• Records from a collection:
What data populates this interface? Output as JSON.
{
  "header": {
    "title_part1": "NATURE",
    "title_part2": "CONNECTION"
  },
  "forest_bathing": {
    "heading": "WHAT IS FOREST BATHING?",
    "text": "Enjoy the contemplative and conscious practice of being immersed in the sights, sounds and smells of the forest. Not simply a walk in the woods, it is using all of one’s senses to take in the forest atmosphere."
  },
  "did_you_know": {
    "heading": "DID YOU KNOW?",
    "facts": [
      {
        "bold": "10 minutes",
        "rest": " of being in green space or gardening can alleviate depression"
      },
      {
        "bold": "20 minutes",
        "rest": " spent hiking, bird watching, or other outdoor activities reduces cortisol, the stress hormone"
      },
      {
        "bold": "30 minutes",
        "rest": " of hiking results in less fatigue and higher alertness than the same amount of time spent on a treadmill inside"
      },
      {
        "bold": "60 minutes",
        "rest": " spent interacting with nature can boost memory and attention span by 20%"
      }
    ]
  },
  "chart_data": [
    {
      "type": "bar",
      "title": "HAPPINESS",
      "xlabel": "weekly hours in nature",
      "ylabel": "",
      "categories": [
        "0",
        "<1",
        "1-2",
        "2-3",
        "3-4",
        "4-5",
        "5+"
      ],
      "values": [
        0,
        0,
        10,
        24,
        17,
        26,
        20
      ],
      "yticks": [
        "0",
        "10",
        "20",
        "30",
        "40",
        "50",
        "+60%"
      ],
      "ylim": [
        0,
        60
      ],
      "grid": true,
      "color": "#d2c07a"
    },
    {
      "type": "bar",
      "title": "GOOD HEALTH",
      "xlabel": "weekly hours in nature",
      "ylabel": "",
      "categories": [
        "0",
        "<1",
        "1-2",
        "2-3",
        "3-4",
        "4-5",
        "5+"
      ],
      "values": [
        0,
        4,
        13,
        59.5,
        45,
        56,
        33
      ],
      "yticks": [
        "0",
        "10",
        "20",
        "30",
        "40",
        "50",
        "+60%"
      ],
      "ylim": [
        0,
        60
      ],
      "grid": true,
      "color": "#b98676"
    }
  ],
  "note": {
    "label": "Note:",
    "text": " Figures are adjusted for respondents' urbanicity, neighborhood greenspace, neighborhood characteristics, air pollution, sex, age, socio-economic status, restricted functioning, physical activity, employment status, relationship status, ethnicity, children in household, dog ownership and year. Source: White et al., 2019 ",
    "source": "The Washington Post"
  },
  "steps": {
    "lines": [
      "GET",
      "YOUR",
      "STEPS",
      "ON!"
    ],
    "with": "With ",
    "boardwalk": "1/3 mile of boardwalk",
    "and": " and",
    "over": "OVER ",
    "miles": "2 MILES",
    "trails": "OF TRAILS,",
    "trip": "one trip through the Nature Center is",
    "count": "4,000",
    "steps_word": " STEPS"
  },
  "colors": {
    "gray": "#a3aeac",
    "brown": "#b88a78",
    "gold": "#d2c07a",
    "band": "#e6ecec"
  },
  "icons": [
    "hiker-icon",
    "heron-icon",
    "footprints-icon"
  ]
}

• Written instruction: Word for word, write out the data.

• Output of the task:
What data populates this interface? Output as JSON.
{
  "header": {
    "title_part1": "NATURE",
    "title_part2": "CONNECTION"
  },
  "forest_bathing": {
    "heading": "WHAT IS FOREST BATHING?",
    "text": "Enjoy the contemplative and conscious practice of being immersed in the sights, sounds and smells of the forest. Not simply a walk in the woods, it is using all of one’s senses to take in the forest atmosphere."
  },
  "did_you_know": {
    "heading": "DID YOU KNOW?",
    "facts": [
      {
        "bold": "10 minutes",
        "rest": " of being in green space or gardening can alleviate depression"
      },
      {
        "bold": "20 minutes",
        "rest": " spent hiking, bird watching, or other outdoor activities reduces cortisol, the stress hormone"
      },
      {
        "bold": "30 minutes",
        "rest": " of hiking results in less fatigue and higher alertness than the same amount of time spent on a treadmill inside"
      },
      {
        "bold": "60 minutes",
        "rest": " spent interacting with nature can boost memory and attention span by 20%"
      }
    ]
  },
  "chart_data": [
    {
      "type": "bar",
      "title": "HAPPINESS",
      "xlabel": "weekly hours in nature",
      "ylabel": "",
      "categories": [
        "0",
        "<1",
        "1-2",
        "2-3",
        "3-4",
        "4-5",
        "5+"
      ],
      "values": [
        0,
        0,
        10,
        24,
        17,
        26,
        20
      ],
      "yticks": [
        "0",
        "10",
        "20",
        "30",
        "40",
        "50",
        "+60%"
      ],
      "ylim": [
        0,
        60
      ],
      "grid": true,
      "color": "#d2c07a"
    },
    {
      "type": "bar",
      "title": "GOOD HEALTH",
      "xlabel": "weekly hours in nature",
      "ylabel": "",
      "categories": [
        "0",
        "<1",
        "1-2",
        "2-3",
        "3-4",
        "4-5",
        "5+"
      ],
      "values": [
        0,
        4,
        13,
        59.5,
        45,
        56,
        33
      ],
      "yticks": [
        "0",
        "10",
        "20",
        "30",
        "40",
        "50",
        "+60%"
      ],
      "ylim": [
        0,
        60
      ],
      "grid": true,
      "color": "#b98676"
    }
  ],
  "note": {
    "label": "Note:",
    "text": " Figures are adjusted for respondents' urbanicity, neighborhood greenspace, neighborhood characteristics, air pollution, sex, age, socio-economic status, restricted functioning, physical activity, employment status, relationship status, ethnicity, children in household, dog ownership and year. Source: White et al., 2019 ",
    "source": "The Washington Post"
  },
  "steps": {
    "lines": [
      "GET",
      "YOUR",
      "STEPS",
      "ON!"
    ],
    "with": "With ",
    "boardwalk": "1/3 mile of boardwalk",
    "and": " and",
    "over": "OVER ",
    "miles": "2 MILES",
    "trails": "OF TRAILS,",
    "trip": "one trip through the Nature Center is",
    "count": "4,000",
    "steps_word": " STEPS"
  },
  "colors": {
    "gray": "#a3aeac",
    "brown": "#b88a78",
    "gold": "#d2c07a",
    "band": "#e6ecec"
  },
  "icons": [
    "hiker-icon",
    "heron-icon",
    "footprints-icon"
  ]
}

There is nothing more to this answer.